■ Raw data
================
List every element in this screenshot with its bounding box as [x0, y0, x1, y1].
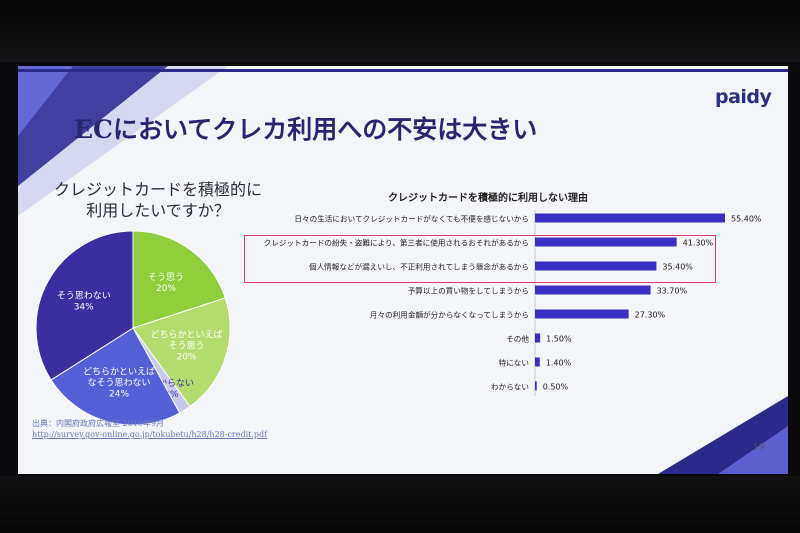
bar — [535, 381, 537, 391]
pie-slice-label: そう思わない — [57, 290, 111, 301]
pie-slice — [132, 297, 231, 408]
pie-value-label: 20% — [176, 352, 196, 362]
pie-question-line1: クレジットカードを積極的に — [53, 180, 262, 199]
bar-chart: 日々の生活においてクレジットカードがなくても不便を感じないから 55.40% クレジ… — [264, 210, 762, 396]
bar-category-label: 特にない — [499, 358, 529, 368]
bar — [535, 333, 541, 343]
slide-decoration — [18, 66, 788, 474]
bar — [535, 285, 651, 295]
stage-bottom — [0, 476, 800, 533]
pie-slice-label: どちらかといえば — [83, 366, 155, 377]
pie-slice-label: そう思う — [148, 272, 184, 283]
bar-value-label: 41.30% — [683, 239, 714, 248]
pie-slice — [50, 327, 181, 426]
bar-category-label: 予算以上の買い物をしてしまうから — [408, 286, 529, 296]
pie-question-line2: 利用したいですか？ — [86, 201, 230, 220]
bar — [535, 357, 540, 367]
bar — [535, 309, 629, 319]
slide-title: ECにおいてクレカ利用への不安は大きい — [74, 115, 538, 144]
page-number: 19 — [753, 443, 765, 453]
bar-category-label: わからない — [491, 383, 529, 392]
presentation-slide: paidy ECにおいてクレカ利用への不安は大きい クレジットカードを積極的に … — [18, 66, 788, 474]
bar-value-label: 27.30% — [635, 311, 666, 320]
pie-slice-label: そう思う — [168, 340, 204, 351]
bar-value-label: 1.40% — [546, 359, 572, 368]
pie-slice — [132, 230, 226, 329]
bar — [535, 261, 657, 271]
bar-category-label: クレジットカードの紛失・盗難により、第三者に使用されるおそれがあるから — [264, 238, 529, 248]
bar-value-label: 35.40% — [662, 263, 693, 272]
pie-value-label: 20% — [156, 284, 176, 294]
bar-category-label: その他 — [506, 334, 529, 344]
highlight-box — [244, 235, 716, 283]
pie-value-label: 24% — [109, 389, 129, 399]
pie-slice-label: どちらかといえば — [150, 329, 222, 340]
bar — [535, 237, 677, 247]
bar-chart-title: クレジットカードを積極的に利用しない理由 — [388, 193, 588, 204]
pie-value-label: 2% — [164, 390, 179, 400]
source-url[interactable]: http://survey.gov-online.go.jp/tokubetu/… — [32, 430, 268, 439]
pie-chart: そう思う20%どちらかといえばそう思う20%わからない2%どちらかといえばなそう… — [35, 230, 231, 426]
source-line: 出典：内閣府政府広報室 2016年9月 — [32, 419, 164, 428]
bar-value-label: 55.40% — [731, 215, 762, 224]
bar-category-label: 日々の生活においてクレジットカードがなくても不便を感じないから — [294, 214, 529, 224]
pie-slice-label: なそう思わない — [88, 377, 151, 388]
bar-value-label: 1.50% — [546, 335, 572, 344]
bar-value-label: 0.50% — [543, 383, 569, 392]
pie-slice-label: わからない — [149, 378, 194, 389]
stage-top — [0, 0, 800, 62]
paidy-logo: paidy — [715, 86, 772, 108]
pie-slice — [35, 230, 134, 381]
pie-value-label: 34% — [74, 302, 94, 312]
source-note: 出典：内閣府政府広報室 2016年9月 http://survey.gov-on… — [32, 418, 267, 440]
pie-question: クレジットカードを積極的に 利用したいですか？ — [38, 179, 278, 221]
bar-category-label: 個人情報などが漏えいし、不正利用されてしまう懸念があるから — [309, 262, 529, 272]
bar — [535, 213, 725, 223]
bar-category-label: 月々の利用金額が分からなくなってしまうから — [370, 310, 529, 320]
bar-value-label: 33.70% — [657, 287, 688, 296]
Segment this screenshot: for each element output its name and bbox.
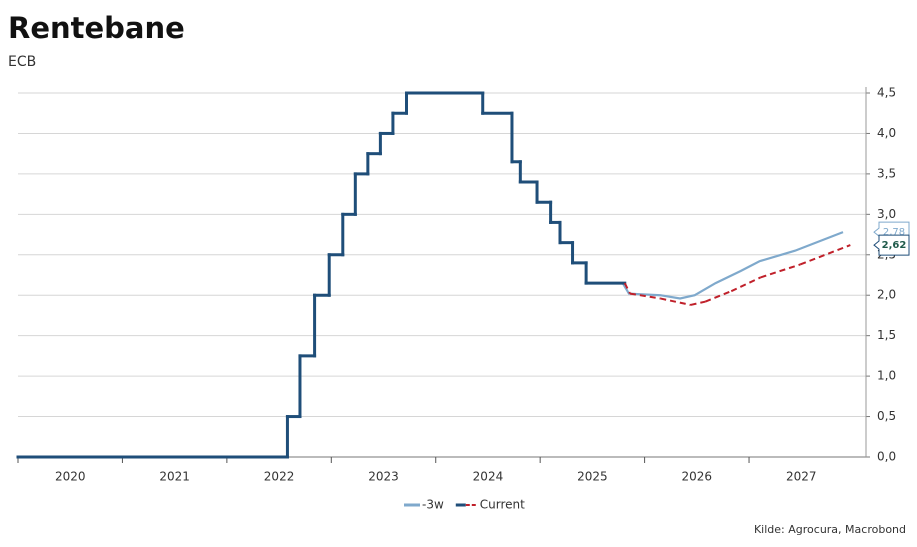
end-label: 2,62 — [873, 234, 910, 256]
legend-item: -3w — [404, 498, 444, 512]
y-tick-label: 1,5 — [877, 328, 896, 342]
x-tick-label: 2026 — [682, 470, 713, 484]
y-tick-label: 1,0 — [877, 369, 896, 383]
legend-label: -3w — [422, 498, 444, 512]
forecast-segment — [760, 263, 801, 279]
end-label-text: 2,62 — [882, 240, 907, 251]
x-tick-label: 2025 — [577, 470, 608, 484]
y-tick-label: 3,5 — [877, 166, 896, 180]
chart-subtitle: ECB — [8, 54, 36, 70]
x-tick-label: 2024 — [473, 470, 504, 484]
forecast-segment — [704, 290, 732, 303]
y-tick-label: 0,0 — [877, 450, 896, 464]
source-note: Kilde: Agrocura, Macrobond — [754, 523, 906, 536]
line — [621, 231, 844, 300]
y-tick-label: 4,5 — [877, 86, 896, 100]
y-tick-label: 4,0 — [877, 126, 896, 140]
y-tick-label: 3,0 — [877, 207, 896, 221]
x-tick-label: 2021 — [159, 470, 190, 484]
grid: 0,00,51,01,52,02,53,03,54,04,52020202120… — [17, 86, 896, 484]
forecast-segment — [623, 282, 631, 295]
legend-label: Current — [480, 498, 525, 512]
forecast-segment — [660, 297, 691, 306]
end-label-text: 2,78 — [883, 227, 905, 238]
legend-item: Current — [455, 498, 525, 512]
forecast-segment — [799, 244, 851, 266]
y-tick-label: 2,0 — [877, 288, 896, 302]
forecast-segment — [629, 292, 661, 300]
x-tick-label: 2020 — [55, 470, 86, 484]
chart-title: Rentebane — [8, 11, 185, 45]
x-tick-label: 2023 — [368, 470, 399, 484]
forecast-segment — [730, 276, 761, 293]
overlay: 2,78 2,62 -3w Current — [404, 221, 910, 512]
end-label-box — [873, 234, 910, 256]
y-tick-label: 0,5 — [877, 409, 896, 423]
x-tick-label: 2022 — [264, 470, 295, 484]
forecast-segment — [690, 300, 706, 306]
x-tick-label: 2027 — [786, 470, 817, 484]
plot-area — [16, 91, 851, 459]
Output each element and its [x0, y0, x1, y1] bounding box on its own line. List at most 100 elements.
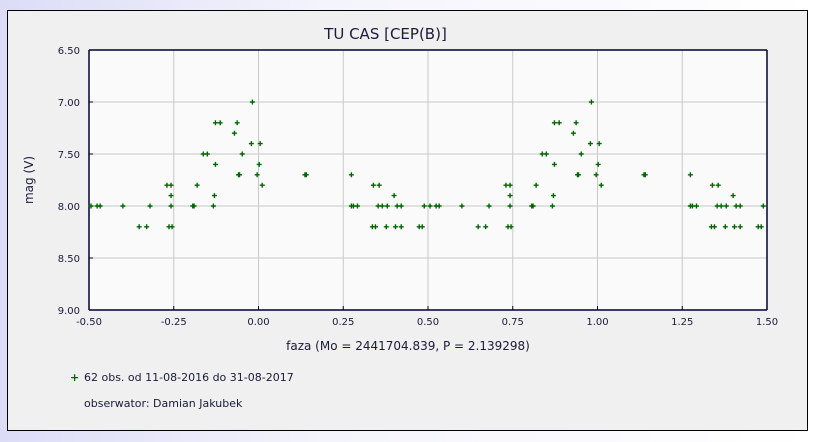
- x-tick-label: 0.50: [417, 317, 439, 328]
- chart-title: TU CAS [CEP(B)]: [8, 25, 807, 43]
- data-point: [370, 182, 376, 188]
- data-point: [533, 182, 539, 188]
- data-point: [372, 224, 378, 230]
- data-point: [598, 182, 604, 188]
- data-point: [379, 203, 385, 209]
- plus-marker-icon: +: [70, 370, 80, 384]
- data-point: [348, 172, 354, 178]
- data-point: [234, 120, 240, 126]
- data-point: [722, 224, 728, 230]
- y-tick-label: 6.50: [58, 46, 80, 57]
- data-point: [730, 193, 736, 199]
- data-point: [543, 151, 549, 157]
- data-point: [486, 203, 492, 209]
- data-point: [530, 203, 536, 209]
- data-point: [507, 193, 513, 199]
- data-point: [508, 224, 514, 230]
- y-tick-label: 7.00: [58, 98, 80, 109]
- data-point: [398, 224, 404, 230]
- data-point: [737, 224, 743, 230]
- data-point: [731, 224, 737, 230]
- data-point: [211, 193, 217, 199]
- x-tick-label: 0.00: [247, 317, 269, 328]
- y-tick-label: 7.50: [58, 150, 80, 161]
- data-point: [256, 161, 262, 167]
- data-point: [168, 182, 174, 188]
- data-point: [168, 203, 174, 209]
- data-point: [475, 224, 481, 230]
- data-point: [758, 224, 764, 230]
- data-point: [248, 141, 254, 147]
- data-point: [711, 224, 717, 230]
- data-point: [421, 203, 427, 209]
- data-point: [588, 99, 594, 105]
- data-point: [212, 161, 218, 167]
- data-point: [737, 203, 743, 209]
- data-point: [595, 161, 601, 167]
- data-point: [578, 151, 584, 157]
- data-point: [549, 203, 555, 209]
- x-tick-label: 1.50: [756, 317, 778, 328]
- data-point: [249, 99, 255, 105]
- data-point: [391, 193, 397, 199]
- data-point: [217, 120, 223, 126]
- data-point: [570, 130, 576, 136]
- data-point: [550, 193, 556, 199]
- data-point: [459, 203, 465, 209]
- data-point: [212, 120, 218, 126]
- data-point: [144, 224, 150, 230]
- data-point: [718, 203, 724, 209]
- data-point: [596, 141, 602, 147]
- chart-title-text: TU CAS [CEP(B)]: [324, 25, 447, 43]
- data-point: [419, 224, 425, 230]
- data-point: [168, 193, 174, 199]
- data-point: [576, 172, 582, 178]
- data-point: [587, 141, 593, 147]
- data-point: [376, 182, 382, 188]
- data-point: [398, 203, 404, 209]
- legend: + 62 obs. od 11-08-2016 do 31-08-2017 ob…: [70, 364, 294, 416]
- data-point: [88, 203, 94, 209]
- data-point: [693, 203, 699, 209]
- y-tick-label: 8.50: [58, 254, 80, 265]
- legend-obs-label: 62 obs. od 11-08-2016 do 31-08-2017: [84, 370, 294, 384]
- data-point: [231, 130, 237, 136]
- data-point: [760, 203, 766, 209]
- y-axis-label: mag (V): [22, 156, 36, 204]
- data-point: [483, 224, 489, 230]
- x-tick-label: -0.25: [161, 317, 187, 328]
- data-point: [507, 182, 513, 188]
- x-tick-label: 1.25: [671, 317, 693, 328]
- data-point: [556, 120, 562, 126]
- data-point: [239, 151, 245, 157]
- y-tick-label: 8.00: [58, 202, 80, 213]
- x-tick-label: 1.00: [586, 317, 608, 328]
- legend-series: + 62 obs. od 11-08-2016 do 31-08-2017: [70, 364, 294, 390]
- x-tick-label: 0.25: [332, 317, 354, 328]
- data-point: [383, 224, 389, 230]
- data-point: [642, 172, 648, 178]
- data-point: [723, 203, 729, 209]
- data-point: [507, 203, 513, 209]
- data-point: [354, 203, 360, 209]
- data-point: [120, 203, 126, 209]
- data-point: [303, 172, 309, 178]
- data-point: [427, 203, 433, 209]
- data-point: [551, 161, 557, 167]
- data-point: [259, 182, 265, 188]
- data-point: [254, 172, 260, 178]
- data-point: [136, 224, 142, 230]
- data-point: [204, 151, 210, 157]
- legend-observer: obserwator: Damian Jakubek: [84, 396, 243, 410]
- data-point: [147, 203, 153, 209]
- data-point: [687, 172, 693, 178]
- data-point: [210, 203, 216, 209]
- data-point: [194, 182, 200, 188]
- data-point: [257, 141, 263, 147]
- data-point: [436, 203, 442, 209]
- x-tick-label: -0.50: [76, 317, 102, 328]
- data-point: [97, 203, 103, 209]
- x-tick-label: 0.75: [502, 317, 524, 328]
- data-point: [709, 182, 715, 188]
================
■ Work to do
Give the lines of the data above, from the line with "bar — [535, 381, 537, 391]" to the line with "bar — [535, 333, 541, 343]", both included, as a JSON list of strings with one string per line and blank lines left out.

■ Output
[
  "bar — [535, 381, 537, 391]",
  "pie-slice-label: そう思わない — [57, 290, 111, 301]",
  "pie-slice — [132, 297, 231, 408]",
  "pie-value-label: 20% — [176, 352, 196, 362]",
  "pie-question-line1: クレジットカードを積極的に — [53, 180, 262, 199]",
  "bar-chart: 日々の生活においてクレジットカードがなくても不便を感じないから 55.40% クレジ… — [264, 210, 762, 396]",
  "bar-category-label: 特にない — [499, 358, 529, 368]",
  "bar — [535, 333, 541, 343]"
]